*WHAT TO DO:* Pictures aside, repeat every entry exactly.

Dataset records on visual material:
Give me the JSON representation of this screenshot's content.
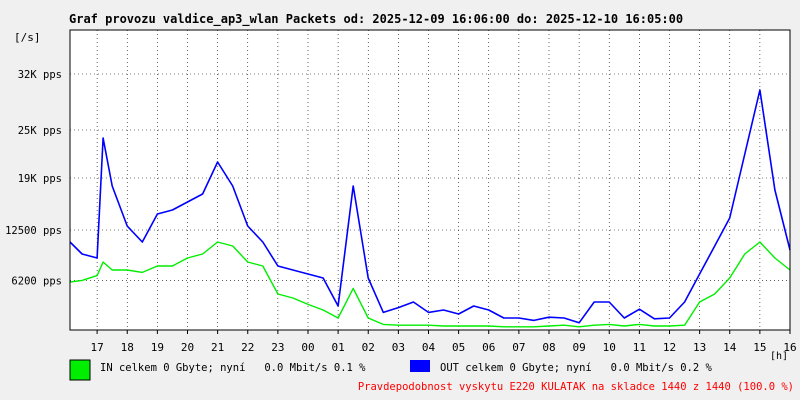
{
  "chart_data": {
    "type": "line",
    "title": "Graf provozu valdice_ap3_wlan Packets od: 2025-12-09 16:06:00 do: 2025-12-10 16:05:00",
    "ylabel": "[/s]",
    "xlabel": "[h]",
    "ylim": [
      0,
      37500
    ],
    "y_ticks": [
      {
        "label": "6200 pps",
        "value": 6200
      },
      {
        "label": "12500 pps",
        "value": 12500
      },
      {
        "label": "19K pps",
        "value": 19000
      },
      {
        "label": "25K pps",
        "value": 25000
      },
      {
        "label": "32K pps",
        "value": 32000
      }
    ],
    "x_ticks": [
      "17",
      "18",
      "19",
      "20",
      "21",
      "22",
      "23",
      "00",
      "01",
      "02",
      "03",
      "04",
      "05",
      "06",
      "07",
      "08",
      "09",
      "10",
      "11",
      "12",
      "13",
      "14",
      "15",
      "16"
    ],
    "x_hours": [
      16.1,
      16.5,
      17,
      17.2,
      17.5,
      18,
      18.5,
      19,
      19.5,
      20,
      20.5,
      21,
      21.5,
      22,
      22.5,
      23,
      23.5,
      24,
      24.5,
      25,
      25.5,
      26,
      26.5,
      27,
      27.5,
      28,
      28.5,
      29,
      29.5,
      30,
      30.5,
      31,
      31.5,
      32,
      32.5,
      33,
      33.5,
      34,
      34.5,
      35,
      35.5,
      36,
      36.5,
      37,
      37.5,
      38,
      38.5,
      39,
      39.5,
      40
    ],
    "series": [
      {
        "name": "IN",
        "color": "#00ee00",
        "values": [
          6000,
          6200,
          6800,
          8500,
          7500,
          7500,
          7200,
          8000,
          8000,
          9000,
          9500,
          11000,
          10500,
          8500,
          8000,
          4500,
          4000,
          3200,
          2500,
          1500,
          5200,
          1500,
          700,
          600,
          600,
          600,
          500,
          500,
          500,
          500,
          400,
          400,
          400,
          500,
          600,
          400,
          600,
          700,
          500,
          700,
          500,
          500,
          600,
          3500,
          4500,
          6500,
          9500,
          11000,
          9000,
          7500
        ]
      },
      {
        "name": "OUT",
        "color": "#0000ff",
        "values": [
          11000,
          9500,
          9000,
          24000,
          18000,
          13000,
          11000,
          14500,
          15000,
          16000,
          17000,
          21000,
          18000,
          13000,
          11000,
          8000,
          7500,
          7000,
          6500,
          3000,
          18000,
          6500,
          2200,
          2800,
          3500,
          2200,
          2500,
          2000,
          3000,
          2500,
          1500,
          1500,
          1200,
          1600,
          1500,
          900,
          3500,
          3500,
          1500,
          2600,
          1400,
          1500,
          3500,
          7000,
          10500,
          14000,
          22000,
          30000,
          17500,
          10000
        ]
      }
    ],
    "legend": [
      {
        "series": "IN",
        "text": "IN celkem 0 Gbyte; nyní   0.0 Mbit/s 0.1 %"
      },
      {
        "series": "OUT",
        "text": "OUT celkem 0 Gbyte; nyní   0.0 Mbit/s 0.2 %"
      }
    ],
    "footnote": "Pravdepodobnost vyskytu E220 KULATAK na skladce 1440 z 1440 (100.0 %)",
    "footnote_color": "#ff0000",
    "grid": true,
    "legend_placement": "bottom-left"
  }
}
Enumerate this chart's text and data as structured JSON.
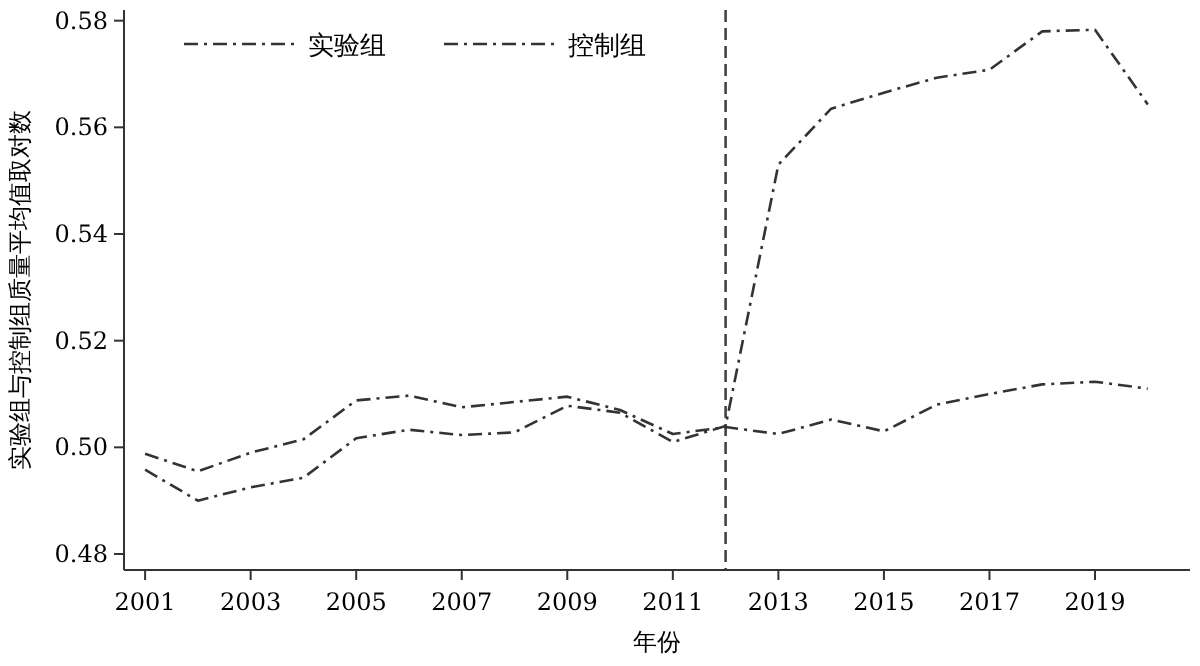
{
  "chart_data": {
    "type": "line",
    "xlabel": "年份",
    "ylabel": "实验组与控制组质量平均值取对数",
    "x": [
      2001,
      2002,
      2003,
      2004,
      2005,
      2006,
      2007,
      2008,
      2009,
      2010,
      2011,
      2012,
      2013,
      2014,
      2015,
      2016,
      2017,
      2018,
      2019,
      2020
    ],
    "series": [
      {
        "name": "实验组",
        "color": "#333333",
        "line_style": "dashed",
        "values": [
          0.4958,
          0.49,
          0.4925,
          0.4943,
          0.5017,
          0.5033,
          0.5023,
          0.5028,
          0.5078,
          0.5065,
          0.501,
          0.504,
          0.553,
          0.5635,
          0.5665,
          0.5693,
          0.5708,
          0.578,
          0.5783,
          0.5643
        ]
      },
      {
        "name": "控制组",
        "color": "#333333",
        "line_style": "dashed",
        "values": [
          0.4988,
          0.4955,
          0.499,
          0.5015,
          0.5088,
          0.5097,
          0.5075,
          0.5085,
          0.5095,
          0.507,
          0.5025,
          0.5038,
          0.5025,
          0.5052,
          0.503,
          0.508,
          0.51,
          0.5118,
          0.5123,
          0.511
        ]
      }
    ],
    "xlim": [
      2000.6,
      2020.8
    ],
    "xticks": [
      2001,
      2003,
      2005,
      2007,
      2009,
      2011,
      2013,
      2015,
      2017,
      2019
    ],
    "ylim": [
      0.477,
      0.582
    ],
    "yticks": [
      {
        "value": 0.48,
        "label": "0.48"
      },
      {
        "value": 0.5,
        "label": "0.50"
      },
      {
        "value": 0.52,
        "label": "0.52"
      },
      {
        "value": 0.54,
        "label": "0.54"
      },
      {
        "value": 0.56,
        "label": "0.56"
      },
      {
        "value": 0.58,
        "label": "0.58"
      }
    ],
    "ref_lines": [
      {
        "axis": "x",
        "value": 2012,
        "line_style": "dashed",
        "color": "#444444"
      }
    ],
    "legend": "top left",
    "grid": false
  }
}
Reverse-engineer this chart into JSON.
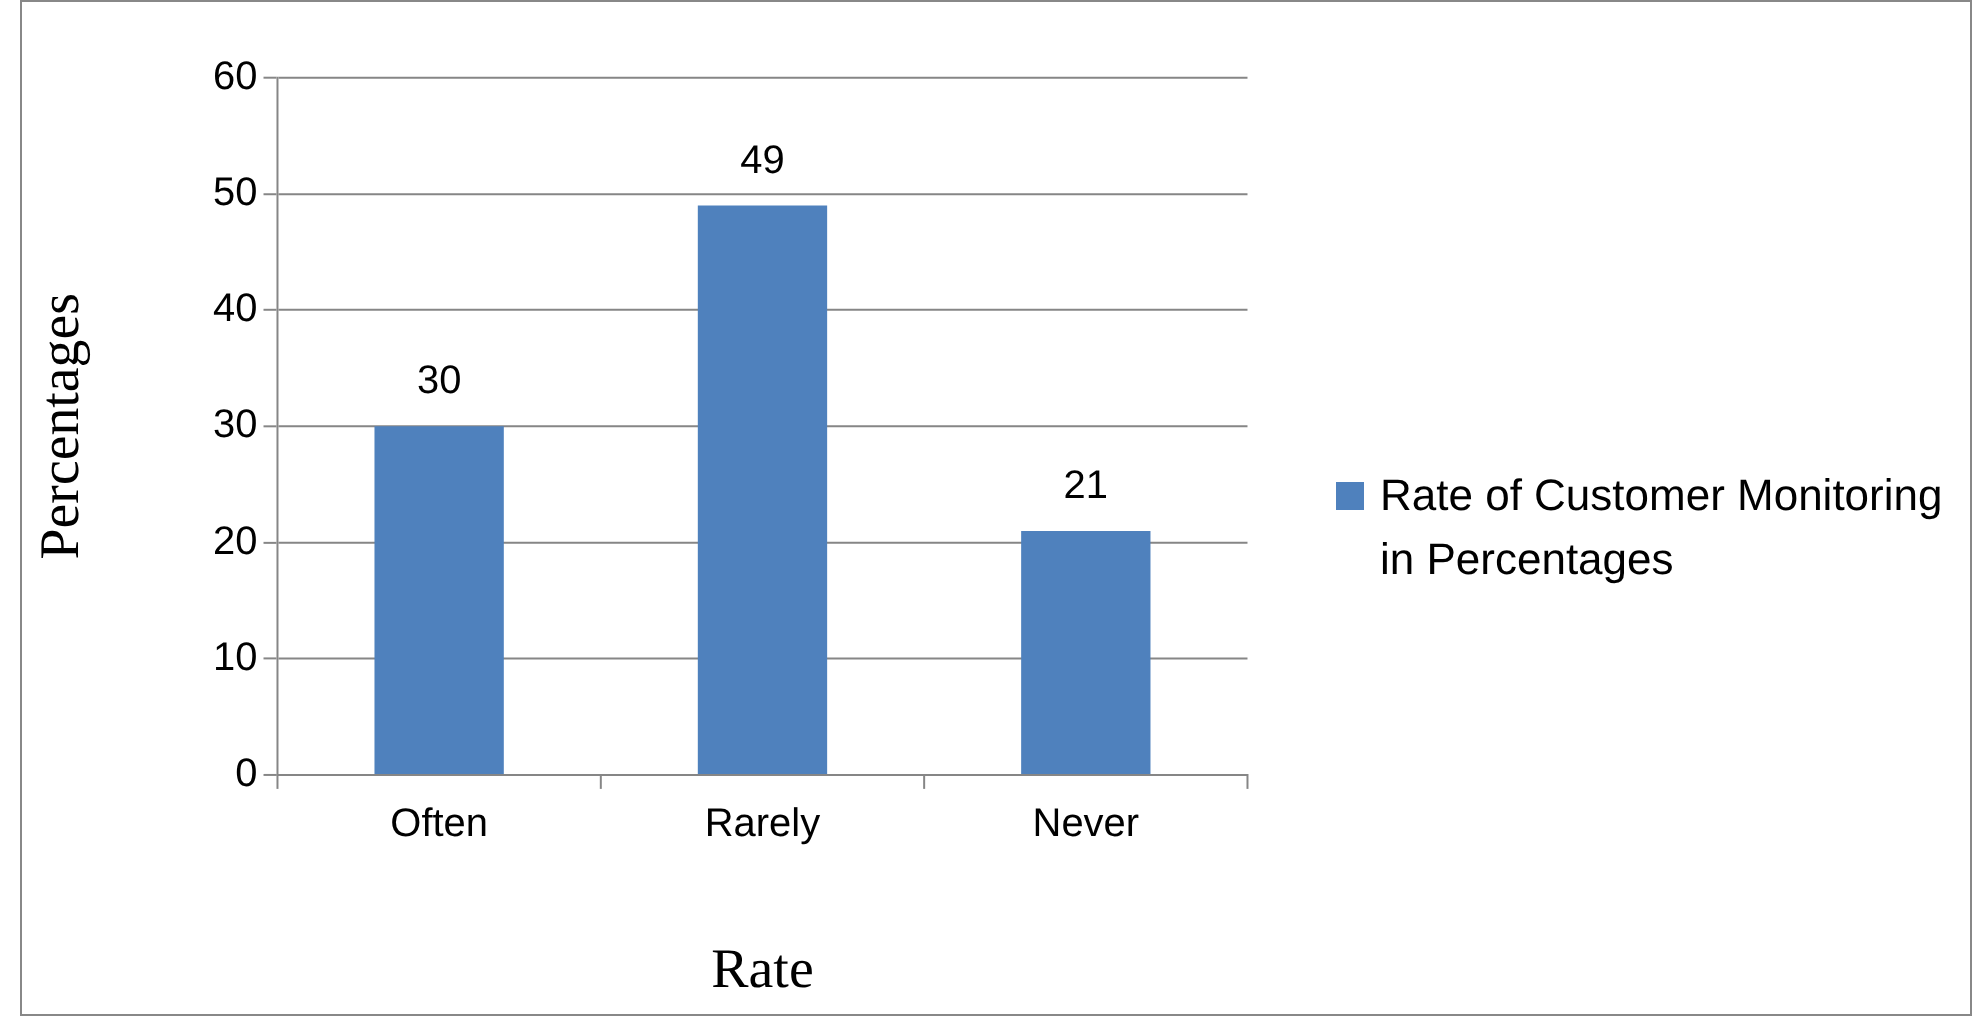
{
  "chart_data": {
    "type": "bar",
    "categories": [
      "Often",
      "Rarely",
      "Never"
    ],
    "series": [
      {
        "name": "Rate of Customer Monitoring in Percentages",
        "color": "#4f81bd",
        "values": [
          30,
          49,
          21
        ]
      }
    ],
    "xlabel": "Rate",
    "ylabel": "Percentages",
    "ylim": [
      0,
      60
    ],
    "yticks": [
      0,
      10,
      20,
      30,
      40,
      50,
      60
    ],
    "grid": "y",
    "legend": "right",
    "data_labels": true
  }
}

*SOLUTION FOR THIS TASK:*
Give me the JSON representation of this screenshot's content.
{
  "chart_data": {
    "type": "line",
    "title": "Graf provozu valdice_ap3_wlan Packets od: 2025-12-09 16:06:00 do: 2025-12-10 16:05:00",
    "ylabel": "[/s]",
    "xlabel": "[h]",
    "ylim": [
      0,
      37500
    ],
    "y_ticks": [
      {
        "label": "6200 pps",
        "value": 6200
      },
      {
        "label": "12500 pps",
        "value": 12500
      },
      {
        "label": "19K pps",
        "value": 19000
      },
      {
        "label": "25K pps",
        "value": 25000
      },
      {
        "label": "32K pps",
        "value": 32000
      }
    ],
    "x_ticks": [
      "17",
      "18",
      "19",
      "20",
      "21",
      "22",
      "23",
      "00",
      "01",
      "02",
      "03",
      "04",
      "05",
      "06",
      "07",
      "08",
      "09",
      "10",
      "11",
      "12",
      "13",
      "14",
      "15",
      "16"
    ],
    "x_hours": [
      16.1,
      16.5,
      17,
      17.2,
      17.5,
      18,
      18.5,
      19,
      19.5,
      20,
      20.5,
      21,
      21.5,
      22,
      22.5,
      23,
      23.5,
      24,
      24.5,
      25,
      25.5,
      26,
      26.5,
      27,
      27.5,
      28,
      28.5,
      29,
      29.5,
      30,
      30.5,
      31,
      31.5,
      32,
      32.5,
      33,
      33.5,
      34,
      34.5,
      35,
      35.5,
      36,
      36.5,
      37,
      37.5,
      38,
      38.5,
      39,
      39.5,
      40
    ],
    "series": [
      {
        "name": "IN",
        "color": "#00ee00",
        "values": [
          6000,
          6200,
          6800,
          8500,
          7500,
          7500,
          7200,
          8000,
          8000,
          9000,
          9500,
          11000,
          10500,
          8500,
          8000,
          4500,
          4000,
          3200,
          2500,
          1500,
          5200,
          1500,
          700,
          600,
          600,
          600,
          500,
          500,
          500,
          500,
          400,
          400,
          400,
          500,
          600,
          400,
          600,
          700,
          500,
          700,
          500,
          500,
          600,
          3500,
          4500,
          6500,
          9500,
          11000,
          9000,
          7500
        ]
      },
      {
        "name": "OUT",
        "color": "#0000ff",
        "values": [
          11000,
          9500,
          9000,
          24000,
          18000,
          13000,
          11000,
          14500,
          15000,
          16000,
          17000,
          21000,
          18000,
          13000,
          11000,
          8000,
          7500,
          7000,
          6500,
          3000,
          18000,
          6500,
          2200,
          2800,
          3500,
          2200,
          2500,
          2000,
          3000,
          2500,
          1500,
          1500,
          1200,
          1600,
          1500,
          900,
          3500,
          3500,
          1500,
          2600,
          1400,
          1500,
          3500,
          7000,
          10500,
          14000,
          22000,
          30000,
          17500,
          10000
        ]
      }
    ],
    "legend": [
      {
        "series": "IN",
        "text": "IN celkem 0 Gbyte; nyní   0.0 Mbit/s 0.1 %"
      },
      {
        "series": "OUT",
        "text": "OUT celkem 0 Gbyte; nyní   0.0 Mbit/s 0.2 %"
      }
    ],
    "footnote": "Pravdepodobnost vyskytu E220 KULATAK na skladce 1440 z 1440 (100.0 %)",
    "footnote_color": "#ff0000",
    "grid": true,
    "legend_placement": "bottom-left"
  }
}
Enumerate this chart's text and data as structured JSON.
{
  "chart_data": {
    "type": "line",
    "xlabel": "年份",
    "ylabel": "实验组与控制组质量平均值取对数",
    "x": [
      2001,
      2002,
      2003,
      2004,
      2005,
      2006,
      2007,
      2008,
      2009,
      2010,
      2011,
      2012,
      2013,
      2014,
      2015,
      2016,
      2017,
      2018,
      2019,
      2020
    ],
    "series": [
      {
        "name": "实验组",
        "color": "#333333",
        "line_style": "dashed",
        "values": [
          0.4958,
          0.49,
          0.4925,
          0.4943,
          0.5017,
          0.5033,
          0.5023,
          0.5028,
          0.5078,
          0.5065,
          0.501,
          0.504,
          0.553,
          0.5635,
          0.5665,
          0.5693,
          0.5708,
          0.578,
          0.5783,
          0.5643
        ]
      },
      {
        "name": "控制组",
        "color": "#333333",
        "line_style": "dashed",
        "values": [
          0.4988,
          0.4955,
          0.499,
          0.5015,
          0.5088,
          0.5097,
          0.5075,
          0.5085,
          0.5095,
          0.507,
          0.5025,
          0.5038,
          0.5025,
          0.5052,
          0.503,
          0.508,
          0.51,
          0.5118,
          0.5123,
          0.511
        ]
      }
    ],
    "xlim": [
      2000.6,
      2020.8
    ],
    "xticks": [
      2001,
      2003,
      2005,
      2007,
      2009,
      2011,
      2013,
      2015,
      2017,
      2019
    ],
    "ylim": [
      0.477,
      0.582
    ],
    "yticks": [
      {
        "value": 0.48,
        "label": "0.48"
      },
      {
        "value": 0.5,
        "label": "0.50"
      },
      {
        "value": 0.52,
        "label": "0.52"
      },
      {
        "value": 0.54,
        "label": "0.54"
      },
      {
        "value": 0.56,
        "label": "0.56"
      },
      {
        "value": 0.58,
        "label": "0.58"
      }
    ],
    "ref_lines": [
      {
        "axis": "x",
        "value": 2012,
        "line_style": "dashed",
        "color": "#444444"
      }
    ],
    "legend": "top left",
    "grid": false
  }
}
Reverse-engineer this chart into JSON.
{
  "chart_data": {
    "type": "bar",
    "categories": [
      "Often",
      "Rarely",
      "Never"
    ],
    "series": [
      {
        "name": "Rate of Customer Monitoring in Percentages",
        "color": "#4f81bd",
        "values": [
          30,
          49,
          21
        ]
      }
    ],
    "xlabel": "Rate",
    "ylabel": "Percentages",
    "ylim": [
      0,
      60
    ],
    "yticks": [
      0,
      10,
      20,
      30,
      40,
      50,
      60
    ],
    "grid": "y",
    "legend": "right",
    "data_labels": true
  }
}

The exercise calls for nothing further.